*Exercise requirements*:
Pick out the lines in the listing below that contain the word "подразделений" and copy them.

(Dataset items)
--------------------------------------------------

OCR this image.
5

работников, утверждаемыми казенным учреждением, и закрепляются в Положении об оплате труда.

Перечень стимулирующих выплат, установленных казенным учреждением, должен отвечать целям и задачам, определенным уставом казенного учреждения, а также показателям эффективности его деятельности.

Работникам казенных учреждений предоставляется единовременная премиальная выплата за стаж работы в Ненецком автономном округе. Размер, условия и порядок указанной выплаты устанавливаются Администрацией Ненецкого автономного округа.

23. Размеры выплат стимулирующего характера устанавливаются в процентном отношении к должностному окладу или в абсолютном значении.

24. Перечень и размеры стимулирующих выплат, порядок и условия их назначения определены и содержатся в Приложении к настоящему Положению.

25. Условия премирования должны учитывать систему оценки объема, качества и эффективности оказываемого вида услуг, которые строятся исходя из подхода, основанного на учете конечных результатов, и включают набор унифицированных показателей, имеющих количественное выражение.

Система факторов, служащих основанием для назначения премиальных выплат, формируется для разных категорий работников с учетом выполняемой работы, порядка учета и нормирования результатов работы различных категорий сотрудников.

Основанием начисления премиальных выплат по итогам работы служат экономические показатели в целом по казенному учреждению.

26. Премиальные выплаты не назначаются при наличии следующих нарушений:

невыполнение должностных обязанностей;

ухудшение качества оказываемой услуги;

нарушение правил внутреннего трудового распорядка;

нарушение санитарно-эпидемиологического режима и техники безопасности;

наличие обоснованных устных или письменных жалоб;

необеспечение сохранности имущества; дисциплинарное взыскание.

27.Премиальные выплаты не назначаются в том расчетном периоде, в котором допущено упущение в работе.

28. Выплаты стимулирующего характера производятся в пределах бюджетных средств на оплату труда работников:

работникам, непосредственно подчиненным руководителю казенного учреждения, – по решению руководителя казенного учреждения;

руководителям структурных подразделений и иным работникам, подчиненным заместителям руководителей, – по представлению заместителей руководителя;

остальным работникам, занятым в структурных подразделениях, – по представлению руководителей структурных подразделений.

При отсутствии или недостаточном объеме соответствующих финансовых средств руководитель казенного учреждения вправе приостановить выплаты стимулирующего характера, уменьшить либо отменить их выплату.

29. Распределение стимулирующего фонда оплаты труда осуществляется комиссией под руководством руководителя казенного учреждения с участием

--------------------------------------------------

*Written response*:
руководителям структурных подразделений и иным работникам, подчиненным заместителям руководителей, – по представлению заместителей руководителя;
остальным работникам, занятым в структурных подразделениях, – по представлению руководителей структурных подразделений.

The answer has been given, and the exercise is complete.